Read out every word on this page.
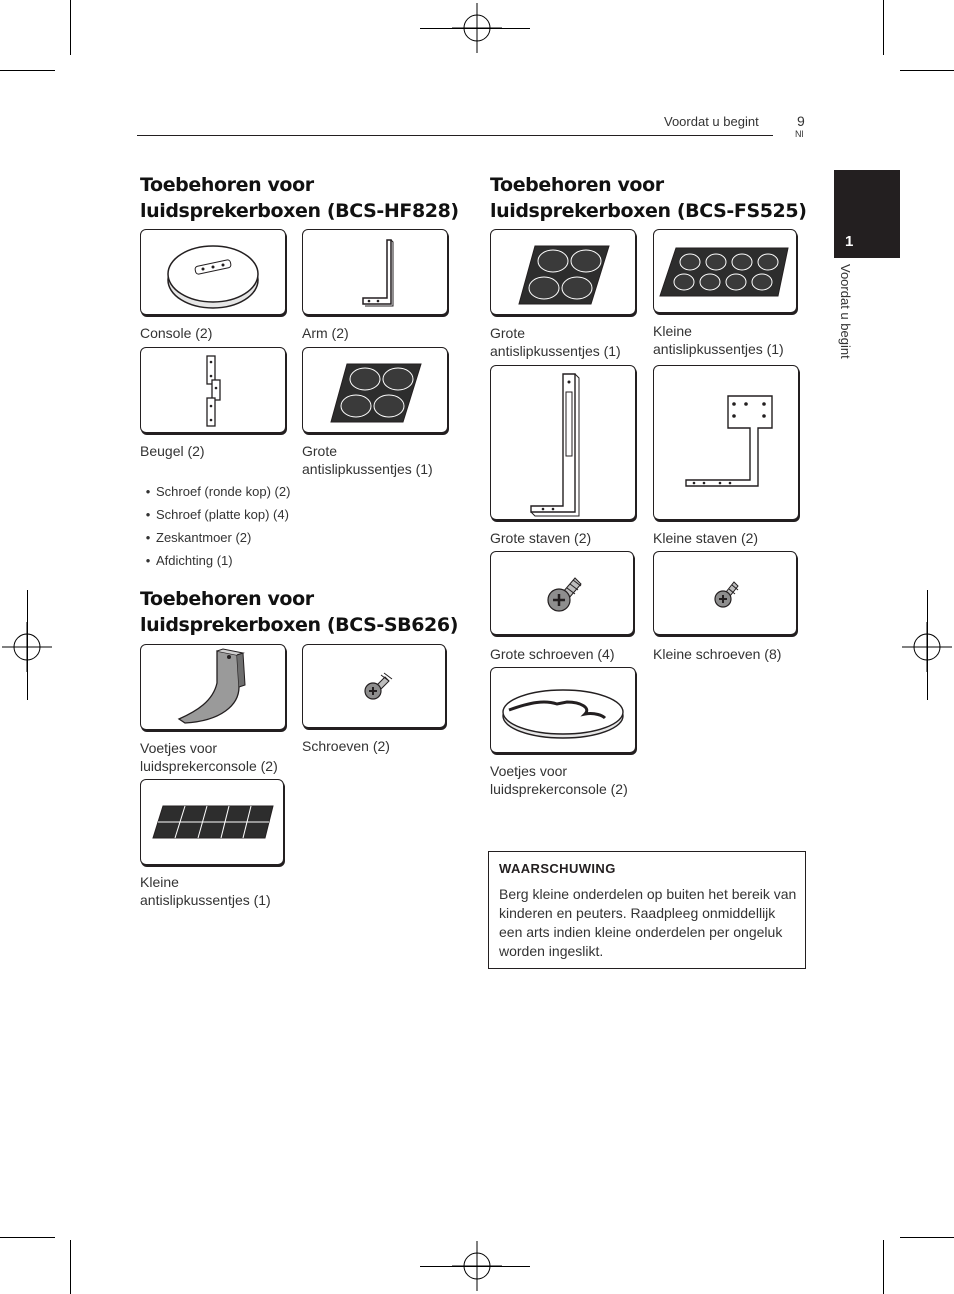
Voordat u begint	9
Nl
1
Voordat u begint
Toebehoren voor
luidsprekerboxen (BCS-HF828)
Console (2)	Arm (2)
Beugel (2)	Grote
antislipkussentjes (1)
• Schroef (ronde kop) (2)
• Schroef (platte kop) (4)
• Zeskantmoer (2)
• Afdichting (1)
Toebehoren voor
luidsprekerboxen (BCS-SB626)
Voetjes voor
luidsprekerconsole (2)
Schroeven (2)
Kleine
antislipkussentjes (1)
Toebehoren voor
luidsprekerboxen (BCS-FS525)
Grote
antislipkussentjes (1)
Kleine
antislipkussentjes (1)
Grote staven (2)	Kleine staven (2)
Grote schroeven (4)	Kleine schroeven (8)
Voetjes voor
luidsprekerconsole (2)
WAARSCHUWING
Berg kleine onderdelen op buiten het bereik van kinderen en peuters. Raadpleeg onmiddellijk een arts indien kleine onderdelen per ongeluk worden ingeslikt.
○ ○ ○ ○ ○
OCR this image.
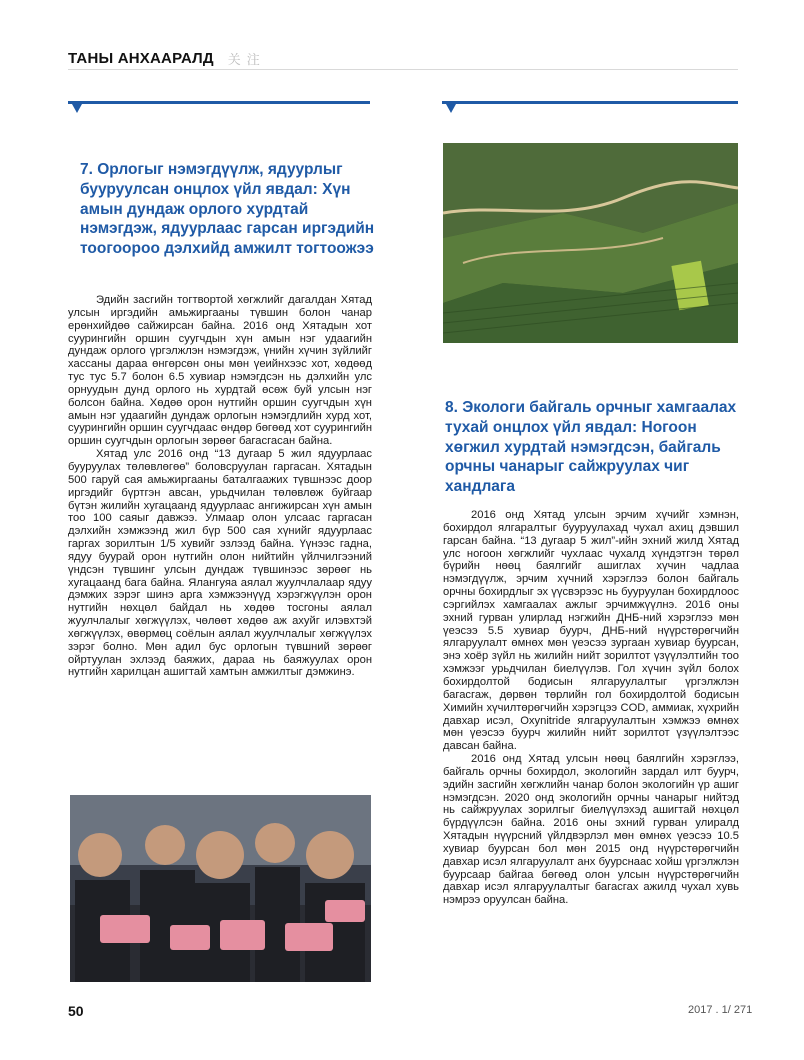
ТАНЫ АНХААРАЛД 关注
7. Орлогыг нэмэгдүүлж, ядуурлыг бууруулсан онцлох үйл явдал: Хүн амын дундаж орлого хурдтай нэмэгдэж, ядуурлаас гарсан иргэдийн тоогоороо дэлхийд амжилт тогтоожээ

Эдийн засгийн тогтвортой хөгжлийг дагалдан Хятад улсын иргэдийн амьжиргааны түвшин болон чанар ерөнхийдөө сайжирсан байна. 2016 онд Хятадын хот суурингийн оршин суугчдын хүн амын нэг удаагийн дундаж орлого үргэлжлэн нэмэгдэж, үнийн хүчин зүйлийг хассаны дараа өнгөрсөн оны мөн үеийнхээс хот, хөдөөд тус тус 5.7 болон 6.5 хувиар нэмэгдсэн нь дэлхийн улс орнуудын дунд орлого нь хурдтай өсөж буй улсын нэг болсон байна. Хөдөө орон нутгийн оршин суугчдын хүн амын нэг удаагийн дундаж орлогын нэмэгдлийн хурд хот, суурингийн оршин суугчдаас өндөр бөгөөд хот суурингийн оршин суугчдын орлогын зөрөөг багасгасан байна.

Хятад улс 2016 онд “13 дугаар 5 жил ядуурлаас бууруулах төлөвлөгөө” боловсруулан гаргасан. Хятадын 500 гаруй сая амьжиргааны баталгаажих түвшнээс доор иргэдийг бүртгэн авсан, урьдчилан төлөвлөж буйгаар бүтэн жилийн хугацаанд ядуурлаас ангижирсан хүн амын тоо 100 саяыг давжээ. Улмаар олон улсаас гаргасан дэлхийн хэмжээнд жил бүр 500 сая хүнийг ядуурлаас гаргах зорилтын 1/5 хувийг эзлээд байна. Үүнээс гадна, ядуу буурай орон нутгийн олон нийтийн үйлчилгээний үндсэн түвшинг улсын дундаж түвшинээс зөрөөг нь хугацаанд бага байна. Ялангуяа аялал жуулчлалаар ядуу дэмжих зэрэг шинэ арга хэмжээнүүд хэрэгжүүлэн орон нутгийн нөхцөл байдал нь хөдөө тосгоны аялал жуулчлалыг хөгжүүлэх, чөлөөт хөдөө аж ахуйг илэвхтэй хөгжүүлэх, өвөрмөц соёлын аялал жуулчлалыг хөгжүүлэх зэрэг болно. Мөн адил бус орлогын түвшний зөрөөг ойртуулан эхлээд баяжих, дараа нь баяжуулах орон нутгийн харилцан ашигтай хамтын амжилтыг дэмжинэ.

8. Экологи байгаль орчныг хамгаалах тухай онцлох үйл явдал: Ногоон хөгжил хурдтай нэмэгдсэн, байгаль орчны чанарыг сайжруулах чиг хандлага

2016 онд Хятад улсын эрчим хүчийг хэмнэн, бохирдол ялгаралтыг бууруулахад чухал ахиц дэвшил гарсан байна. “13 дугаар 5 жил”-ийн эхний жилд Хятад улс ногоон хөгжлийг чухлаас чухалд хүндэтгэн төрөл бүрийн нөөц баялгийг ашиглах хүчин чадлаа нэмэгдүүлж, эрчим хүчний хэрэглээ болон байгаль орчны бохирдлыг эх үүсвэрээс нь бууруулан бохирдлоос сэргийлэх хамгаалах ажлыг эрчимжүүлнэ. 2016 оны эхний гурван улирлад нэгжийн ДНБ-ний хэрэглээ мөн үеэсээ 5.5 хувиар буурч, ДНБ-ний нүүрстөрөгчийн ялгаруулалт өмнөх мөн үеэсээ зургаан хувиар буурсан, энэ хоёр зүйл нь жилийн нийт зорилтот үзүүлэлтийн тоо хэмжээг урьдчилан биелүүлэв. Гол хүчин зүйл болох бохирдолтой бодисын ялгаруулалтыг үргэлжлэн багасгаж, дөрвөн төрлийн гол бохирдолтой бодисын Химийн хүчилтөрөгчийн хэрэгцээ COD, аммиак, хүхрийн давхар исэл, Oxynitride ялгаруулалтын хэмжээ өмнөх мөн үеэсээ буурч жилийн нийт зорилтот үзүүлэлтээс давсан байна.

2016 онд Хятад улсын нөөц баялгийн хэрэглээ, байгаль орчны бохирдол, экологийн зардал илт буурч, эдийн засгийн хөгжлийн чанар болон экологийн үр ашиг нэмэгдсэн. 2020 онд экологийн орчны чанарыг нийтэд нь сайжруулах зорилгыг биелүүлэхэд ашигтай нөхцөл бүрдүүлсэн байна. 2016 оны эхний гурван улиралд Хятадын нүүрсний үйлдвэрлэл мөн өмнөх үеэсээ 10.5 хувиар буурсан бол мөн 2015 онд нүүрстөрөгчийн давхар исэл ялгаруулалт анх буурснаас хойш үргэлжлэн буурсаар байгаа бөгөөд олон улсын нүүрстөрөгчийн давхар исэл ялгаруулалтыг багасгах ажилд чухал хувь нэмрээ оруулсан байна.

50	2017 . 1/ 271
○ ○ ○ ○ ○
▶ [What to produce]
In the lines above, find each one with "Schroef" and list it.

▶ [Completed exercise]
• Schroef (ronde kop) (2)
• Schroef (platte kop) (4)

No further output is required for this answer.